- **Texto de estudio**
—————

Amar demasiado: cuándo es depender

Amar demasiado… ¿Es algo posible? Lamentablemente sí. Debemos tener presente que desde pequeños nos inculcan que somos incompletos si no estamos con una persona al lado, y esto se ve reflejado por expresiones como por ejemplo “encontrar a la media naranja”. Esto nos revela que nos predisponen a encontrar una mitad necesaria, como si no fuéramos personas íntegras y completas.

Junto a este condicionamiento innegable, podemos destacar que no aprendemos a ser felices con nosotros mismos y esto es algo muy grave, ya que la única manera de ser feliz con alguien es aprender antes a ser felices con nosotros mismos, sólo así la pareja se convierte en una elección y no en una necesidad.

Cuando necesitamos estar con alguien se favorece la dependencia emocional, algo que nos puede llevar a amar demasiado.

Cuando amar demasiado es depender

¿Podrías ser feliz sin tu pareja? Reflexiona profundamente esta pregunta antes de contestarla, si contestas que tu felicidad no es posible sin otra persona probablemente estás empezando a depender.

Resulta de gran importancia entender que dentro de nosotros mismos tenemos todos los recursos necesarios para ser felices, la misión o el sentido de una pareja no es hacernos felices, es complementar nuestra felicidad y hacerla aún mayor.

Si afirmamos que nuestra felicidad depende de otra persona nos estamos desentendiendo de nuestra responsabilidad respecto a nuestra vida y estamos dejando cuestiones de vital importancia en manos de una tercera persona.

Otro símbolo que indica claramente que estamos dependiendo de otra persona es mantener una relación que no nos hace felices y que no nos acerca a nuestros deseos. Debemos identificar claramente los motivos por los que mantenemos esa relación y que son beneficiosos para nosotros ya que si no sabemos por qué estamos con nuestra pareja, la relación no tiene ningún tipo de sentido.

Existen muchos otros indicios que nos llevan a sospechar que estamos viviendo en una relación de dependencia emocional, por ejemplo cuando la otra persona nos impide ser nosotros mismos, comportarnos de manera natural y hacer aquello que deseamos…. En estos casos se ve claramente que amamos demasiado ya que preferimos contentar a la otra persona antes que comportarnos de manera natural y honesta con nosotros mismos.

—————

- **Datos**
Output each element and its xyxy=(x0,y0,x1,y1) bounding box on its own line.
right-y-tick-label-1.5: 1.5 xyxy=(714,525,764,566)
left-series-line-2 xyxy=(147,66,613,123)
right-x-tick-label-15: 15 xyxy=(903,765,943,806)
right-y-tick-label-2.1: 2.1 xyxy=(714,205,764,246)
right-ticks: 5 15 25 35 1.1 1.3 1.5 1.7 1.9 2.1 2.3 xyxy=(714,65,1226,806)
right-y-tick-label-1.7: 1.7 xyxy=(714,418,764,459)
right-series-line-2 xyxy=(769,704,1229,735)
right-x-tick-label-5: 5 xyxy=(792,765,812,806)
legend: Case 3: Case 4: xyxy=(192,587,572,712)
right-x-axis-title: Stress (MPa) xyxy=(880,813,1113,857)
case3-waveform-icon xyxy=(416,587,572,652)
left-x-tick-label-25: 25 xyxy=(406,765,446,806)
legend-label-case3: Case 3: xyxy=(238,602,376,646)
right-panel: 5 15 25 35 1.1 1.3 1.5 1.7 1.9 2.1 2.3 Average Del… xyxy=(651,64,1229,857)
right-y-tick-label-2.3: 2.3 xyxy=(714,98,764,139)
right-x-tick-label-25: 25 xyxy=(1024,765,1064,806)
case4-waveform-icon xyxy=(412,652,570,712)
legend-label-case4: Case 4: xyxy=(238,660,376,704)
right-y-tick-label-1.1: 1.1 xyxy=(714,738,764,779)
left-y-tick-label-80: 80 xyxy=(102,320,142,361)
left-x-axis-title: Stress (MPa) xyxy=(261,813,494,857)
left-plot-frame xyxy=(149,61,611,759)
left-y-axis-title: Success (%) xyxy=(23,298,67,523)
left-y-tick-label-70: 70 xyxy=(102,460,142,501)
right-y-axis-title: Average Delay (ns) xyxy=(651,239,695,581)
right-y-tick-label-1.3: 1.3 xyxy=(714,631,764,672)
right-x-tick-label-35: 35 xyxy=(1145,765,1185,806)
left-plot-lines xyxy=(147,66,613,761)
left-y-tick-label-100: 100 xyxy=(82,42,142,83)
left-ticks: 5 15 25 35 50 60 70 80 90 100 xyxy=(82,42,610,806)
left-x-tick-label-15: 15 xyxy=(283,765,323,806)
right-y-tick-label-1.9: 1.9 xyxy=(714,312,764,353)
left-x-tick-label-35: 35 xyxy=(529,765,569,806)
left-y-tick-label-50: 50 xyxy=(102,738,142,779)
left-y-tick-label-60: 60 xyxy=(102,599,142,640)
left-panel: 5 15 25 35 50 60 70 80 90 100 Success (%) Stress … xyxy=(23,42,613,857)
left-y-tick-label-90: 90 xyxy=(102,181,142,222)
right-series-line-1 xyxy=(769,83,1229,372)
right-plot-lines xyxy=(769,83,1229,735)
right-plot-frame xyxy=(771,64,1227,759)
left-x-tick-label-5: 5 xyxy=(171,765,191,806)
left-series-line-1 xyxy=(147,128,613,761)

—————

- **Inténtalo**
Convierte en una lista breve el párrafo del texto sobre amar demasiado que empieza por «Otro símbolo que indica», sin perder sus ideas principales.

- **Respuesta**
- Mantener una relación que no nos hace felices ni nos acerca a nuestros deseos indica claramente que dependemos de otra persona.
- Debemos identificar con claridad los motivos beneficiosos para nosotros por los que seguimos en esa relación.
- Si no sabemos por qué estamos con nuestra pareja, la relación no tiene ningún sentido.